Dataset items

• • •

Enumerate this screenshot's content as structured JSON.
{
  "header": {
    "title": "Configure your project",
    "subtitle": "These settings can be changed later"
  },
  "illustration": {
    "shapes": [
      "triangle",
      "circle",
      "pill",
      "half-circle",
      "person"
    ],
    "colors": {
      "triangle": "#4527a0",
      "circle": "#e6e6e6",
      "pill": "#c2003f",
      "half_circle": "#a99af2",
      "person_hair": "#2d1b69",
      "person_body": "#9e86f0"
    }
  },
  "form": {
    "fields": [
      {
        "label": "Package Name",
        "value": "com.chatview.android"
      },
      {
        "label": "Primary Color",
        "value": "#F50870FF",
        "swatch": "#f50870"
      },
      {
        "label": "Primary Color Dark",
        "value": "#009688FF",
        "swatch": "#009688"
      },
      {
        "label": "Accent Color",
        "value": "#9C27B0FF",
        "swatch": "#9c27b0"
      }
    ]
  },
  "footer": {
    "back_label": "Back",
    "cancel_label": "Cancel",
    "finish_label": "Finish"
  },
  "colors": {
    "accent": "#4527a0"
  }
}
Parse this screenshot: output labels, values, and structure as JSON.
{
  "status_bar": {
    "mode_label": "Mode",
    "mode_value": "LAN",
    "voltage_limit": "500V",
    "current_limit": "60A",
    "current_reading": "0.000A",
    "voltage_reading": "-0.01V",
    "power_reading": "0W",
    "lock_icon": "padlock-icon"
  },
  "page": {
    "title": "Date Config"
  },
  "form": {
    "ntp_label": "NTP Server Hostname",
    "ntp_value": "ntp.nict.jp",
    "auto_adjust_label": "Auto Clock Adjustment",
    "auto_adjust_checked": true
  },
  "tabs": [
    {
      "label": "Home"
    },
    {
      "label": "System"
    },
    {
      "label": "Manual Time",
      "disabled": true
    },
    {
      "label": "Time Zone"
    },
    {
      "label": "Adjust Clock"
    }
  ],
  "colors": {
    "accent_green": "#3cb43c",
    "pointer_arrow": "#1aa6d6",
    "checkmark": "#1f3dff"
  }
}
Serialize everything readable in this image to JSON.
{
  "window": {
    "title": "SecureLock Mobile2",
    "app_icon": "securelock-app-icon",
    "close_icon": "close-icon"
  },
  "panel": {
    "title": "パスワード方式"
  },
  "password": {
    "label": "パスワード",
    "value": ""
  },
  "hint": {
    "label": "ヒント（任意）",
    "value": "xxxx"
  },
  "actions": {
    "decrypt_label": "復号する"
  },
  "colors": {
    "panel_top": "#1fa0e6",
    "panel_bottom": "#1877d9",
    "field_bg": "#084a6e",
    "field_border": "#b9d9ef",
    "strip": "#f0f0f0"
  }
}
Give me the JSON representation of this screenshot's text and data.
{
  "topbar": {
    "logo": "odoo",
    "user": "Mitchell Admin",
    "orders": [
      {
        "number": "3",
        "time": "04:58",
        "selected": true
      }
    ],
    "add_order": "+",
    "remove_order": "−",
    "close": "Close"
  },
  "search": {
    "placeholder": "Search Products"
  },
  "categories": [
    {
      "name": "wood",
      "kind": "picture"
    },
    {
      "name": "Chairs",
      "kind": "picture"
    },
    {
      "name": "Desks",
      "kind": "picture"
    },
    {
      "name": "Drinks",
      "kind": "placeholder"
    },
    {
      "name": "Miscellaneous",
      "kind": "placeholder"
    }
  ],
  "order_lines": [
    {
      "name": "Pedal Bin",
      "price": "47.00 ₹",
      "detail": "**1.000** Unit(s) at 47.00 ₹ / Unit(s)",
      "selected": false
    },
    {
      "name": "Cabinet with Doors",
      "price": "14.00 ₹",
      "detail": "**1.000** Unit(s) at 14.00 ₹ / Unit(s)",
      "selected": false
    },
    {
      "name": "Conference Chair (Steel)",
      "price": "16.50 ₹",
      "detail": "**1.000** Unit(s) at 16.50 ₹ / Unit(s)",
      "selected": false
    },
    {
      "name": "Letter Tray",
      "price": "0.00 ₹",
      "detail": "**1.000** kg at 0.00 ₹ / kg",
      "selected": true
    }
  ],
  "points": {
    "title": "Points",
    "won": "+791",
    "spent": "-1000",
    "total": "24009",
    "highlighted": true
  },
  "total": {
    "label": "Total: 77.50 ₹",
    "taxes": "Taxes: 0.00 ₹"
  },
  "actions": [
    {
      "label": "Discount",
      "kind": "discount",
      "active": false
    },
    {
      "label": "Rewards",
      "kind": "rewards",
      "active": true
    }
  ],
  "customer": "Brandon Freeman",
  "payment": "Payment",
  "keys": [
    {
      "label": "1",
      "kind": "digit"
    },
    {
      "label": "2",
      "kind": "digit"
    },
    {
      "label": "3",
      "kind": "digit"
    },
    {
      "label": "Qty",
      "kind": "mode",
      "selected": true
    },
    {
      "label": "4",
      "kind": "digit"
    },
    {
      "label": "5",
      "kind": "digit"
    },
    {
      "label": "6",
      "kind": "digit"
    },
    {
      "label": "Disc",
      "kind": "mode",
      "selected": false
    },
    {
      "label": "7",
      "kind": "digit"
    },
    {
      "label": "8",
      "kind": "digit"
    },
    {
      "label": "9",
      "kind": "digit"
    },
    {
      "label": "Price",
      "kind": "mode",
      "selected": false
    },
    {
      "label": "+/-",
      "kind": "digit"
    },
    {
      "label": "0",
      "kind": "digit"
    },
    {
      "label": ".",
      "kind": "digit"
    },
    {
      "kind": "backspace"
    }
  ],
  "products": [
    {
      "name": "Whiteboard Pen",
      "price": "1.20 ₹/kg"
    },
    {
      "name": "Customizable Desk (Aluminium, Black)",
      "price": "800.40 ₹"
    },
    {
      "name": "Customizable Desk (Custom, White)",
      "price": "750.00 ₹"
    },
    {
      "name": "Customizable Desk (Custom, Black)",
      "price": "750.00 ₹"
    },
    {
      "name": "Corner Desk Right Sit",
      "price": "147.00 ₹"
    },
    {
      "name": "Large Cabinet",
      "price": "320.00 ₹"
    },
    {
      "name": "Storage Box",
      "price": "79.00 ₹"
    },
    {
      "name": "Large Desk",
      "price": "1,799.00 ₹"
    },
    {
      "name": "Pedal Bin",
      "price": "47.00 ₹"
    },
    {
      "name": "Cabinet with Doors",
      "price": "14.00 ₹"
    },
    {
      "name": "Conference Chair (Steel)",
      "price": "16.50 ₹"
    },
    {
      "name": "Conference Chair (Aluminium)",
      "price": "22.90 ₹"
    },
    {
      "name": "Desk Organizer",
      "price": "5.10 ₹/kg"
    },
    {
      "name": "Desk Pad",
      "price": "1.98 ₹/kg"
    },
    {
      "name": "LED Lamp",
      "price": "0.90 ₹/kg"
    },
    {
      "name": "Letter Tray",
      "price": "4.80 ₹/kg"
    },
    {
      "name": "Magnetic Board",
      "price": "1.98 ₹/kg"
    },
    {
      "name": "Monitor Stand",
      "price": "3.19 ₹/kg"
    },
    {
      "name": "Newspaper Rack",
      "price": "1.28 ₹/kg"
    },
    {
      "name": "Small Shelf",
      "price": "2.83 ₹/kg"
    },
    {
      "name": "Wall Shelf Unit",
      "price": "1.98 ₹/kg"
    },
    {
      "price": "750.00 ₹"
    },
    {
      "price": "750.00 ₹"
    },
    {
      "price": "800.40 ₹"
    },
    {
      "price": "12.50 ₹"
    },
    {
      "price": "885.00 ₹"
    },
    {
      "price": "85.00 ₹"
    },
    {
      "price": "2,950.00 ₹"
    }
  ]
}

• • •

What is expected
Reproduce all of the entries word for word.

Exercise output
Enumerate this screenshot's content as structured JSON.
{
  "header": {
    "title": "Configure your project",
    "subtitle": "These settings can be changed later"
  },
  "illustration": {
    "shapes": [
      "triangle",
      "circle",
      "pill",
      "half-circle",
      "person"
    ],
    "colors": {
      "triangle": "#4527a0",
      "circle": "#e6e6e6",
      "pill": "#c2003f",
      "half_circle": "#a99af2",
      "person_hair": "#2d1b69",
      "person_body": "#9e86f0"
    }
  },
  "form": {
    "fields": [
      {
        "label": "Package Name",
        "value": "com.chatview.android"
      },
      {
        "label": "Primary Color",
        "value": "#F50870FF",
        "swatch": "#f50870"
      },
      {
        "label": "Primary Color Dark",
        "value": "#009688FF",
        "swatch": "#009688"
      },
      {
        "label": "Accent Color",
        "value": "#9C27B0FF",
        "swatch": "#9c27b0"
      }
    ]
  },
  "footer": {
    "back_label": "Back",
    "cancel_label": "Cancel",
    "finish_label": "Finish"
  },
  "colors": {
    "accent": "#4527a0"
  }
}
Parse this screenshot: output labels, values, and structure as JSON.
{
  "status_bar": {
    "mode_label": "Mode",
    "mode_value": "LAN",
    "voltage_limit": "500V",
    "current_limit": "60A",
    "current_reading": "0.000A",
    "voltage_reading": "-0.01V",
    "power_reading": "0W",
    "lock_icon": "padlock-icon"
  },
  "page": {
    "title": "Date Config"
  },
  "form": {
    "ntp_label": "NTP Server Hostname",
    "ntp_value": "ntp.nict.jp",
    "auto_adjust_label": "Auto Clock Adjustment",
    "auto_adjust_checked": true
  },
  "tabs": [
    {
      "label": "Home"
    },
    {
      "label": "System"
    },
    {
      "label": "Manual Time",
      "disabled": true
    },
    {
      "label": "Time Zone"
    },
    {
      "label": "Adjust Clock"
    }
  ],
  "colors": {
    "accent_green": "#3cb43c",
    "pointer_arrow": "#1aa6d6",
    "checkmark": "#1f3dff"
  }
}
Serialize everything readable in this image to JSON.
{
  "window": {
    "title": "SecureLock Mobile2",
    "app_icon": "securelock-app-icon",
    "close_icon": "close-icon"
  },
  "panel": {
    "title": "パスワード方式"
  },
  "password": {
    "label": "パスワード",
    "value": ""
  },
  "hint": {
    "label": "ヒント（任意）",
    "value": "xxxx"
  },
  "actions": {
    "decrypt_label": "復号する"
  },
  "colors": {
    "panel_top": "#1fa0e6",
    "panel_bottom": "#1877d9",
    "field_bg": "#084a6e",
    "field_border": "#b9d9ef",
    "strip": "#f0f0f0"
  }
}
Give me the JSON representation of this screenshot's text and data.
{
  "topbar": {
    "logo": "odoo",
    "user": "Mitchell Admin",
    "orders": [
      {
        "number": "3",
        "time": "04:58",
        "selected": true
      }
    ],
    "add_order": "+",
    "remove_order": "−",
    "close": "Close"
  },
  "search": {
    "placeholder": "Search Products"
  },
  "categories": [
    {
      "name": "wood",
      "kind": "picture"
    },
    {
      "name": "Chairs",
      "kind": "picture"
    },
    {
      "name": "Desks",
      "kind": "picture"
    },
    {
      "name": "Drinks",
      "kind": "placeholder"
    },
    {
      "name": "Miscellaneous",
      "kind": "placeholder"
    }
  ],
  "order_lines": [
    {
      "name": "Pedal Bin",
      "price": "47.00 ₹",
      "detail": "**1.000** Unit(s) at 47.00 ₹ / Unit(s)",
      "selected": false
    },
    {
      "name": "Cabinet with Doors",
      "price": "14.00 ₹",
      "detail": "**1.000** Unit(s) at 14.00 ₹ / Unit(s)",
      "selected": false
    },
    {
      "name": "Conference Chair (Steel)",
      "price": "16.50 ₹",
      "detail": "**1.000** Unit(s) at 16.50 ₹ / Unit(s)",
      "selected": false
    },
    {
      "name": "Letter Tray",
      "price": "0.00 ₹",
      "detail": "**1.000** kg at 0.00 ₹ / kg",
      "selected": true
    }
  ],
  "points": {
    "title": "Points",
    "won": "+791",
    "spent": "-1000",
    "total": "24009",
    "highlighted": true
  },
  "total": {
    "label": "Total: 77.50 ₹",
    "taxes": "Taxes: 0.00 ₹"
  },
  "actions": [
    {
      "label": "Discount",
      "kind": "discount",
      "active": false
    },
    {
      "label": "Rewards",
      "kind": "rewards",
      "active": true
    }
  ],
  "customer": "Brandon Freeman",
  "payment": "Payment",
  "keys": [
    {
      "label": "1",
      "kind": "digit"
    },
    {
      "label": "2",
      "kind": "digit"
    },
    {
      "label": "3",
      "kind": "digit"
    },
    {
      "label": "Qty",
      "kind": "mode",
      "selected": true
    },
    {
      "label": "4",
      "kind": "digit"
    },
    {
      "label": "5",
      "kind": "digit"
    },
    {
      "label": "6",
      "kind": "digit"
    },
    {
      "label": "Disc",
      "kind": "mode",
      "selected": false
    },
    {
      "label": "7",
      "kind": "digit"
    },
    {
      "label": "8",
      "kind": "digit"
    },
    {
      "label": "9",
      "kind": "digit"
    },
    {
      "label": "Price",
      "kind": "mode",
      "selected": false
    },
    {
      "label": "+/-",
      "kind": "digit"
    },
    {
      "label": "0",
      "kind": "digit"
    },
    {
      "label": ".",
      "kind": "digit"
    },
    {
      "kind": "backspace"
    }
  ],
  "products": [
    {
      "name": "Whiteboard Pen",
      "price": "1.20 ₹/kg"
    },
    {
      "name": "Customizable Desk (Aluminium, Black)",
      "price": "800.40 ₹"
    },
    {
      "name": "Customizable Desk (Custom, White)",
      "price": "750.00 ₹"
    },
    {
      "name": "Customizable Desk (Custom, Black)",
      "price": "750.00 ₹"
    },
    {
      "name": "Corner Desk Right Sit",
      "price": "147.00 ₹"
    },
    {
      "name": "Large Cabinet",
      "price": "320.00 ₹"
    },
    {
      "name": "Storage Box",
      "price": "79.00 ₹"
    },
    {
      "name": "Large Desk",
      "price": "1,799.00 ₹"
    },
    {
      "name": "Pedal Bin",
      "price": "47.00 ₹"
    },
    {
      "name": "Cabinet with Doors",
      "price": "14.00 ₹"
    },
    {
      "name": "Conference Chair (Steel)",
      "price": "16.50 ₹"
    },
    {
      "name": "Conference Chair (Aluminium)",
      "price": "22.90 ₹"
    },
    {
      "name": "Desk Organizer",
      "price": "5.10 ₹/kg"
    },
    {
      "name": "Desk Pad",
      "price": "1.98 ₹/kg"
    },
    {
      "name": "LED Lamp",
      "price": "0.90 ₹/kg"
    },
    {
      "name": "Letter Tray",
      "price": "4.80 ₹/kg"
    },
    {
      "name": "Magnetic Board",
      "price": "1.98 ₹/kg"
    },
    {
      "name": "Monitor Stand",
      "price": "3.19 ₹/kg"
    },
    {
      "name": "Newspaper Rack",
      "price": "1.28 ₹/kg"
    },
    {
      "name": "Small Shelf",
      "price": "2.83 ₹/kg"
    },
    {
      "name": "Wall Shelf Unit",
      "price": "1.98 ₹/kg"
    },
    {
      "price": "750.00 ₹"
    },
    {
      "price": "750.00 ₹"
    },
    {
      "price": "800.40 ₹"
    },
    {
      "price": "12.50 ₹"
    },
    {
      "price": "885.00 ₹"
    },
    {
      "price": "85.00 ₹"
    },
    {
      "price": "2,950.00 ₹"
    }
  ]
}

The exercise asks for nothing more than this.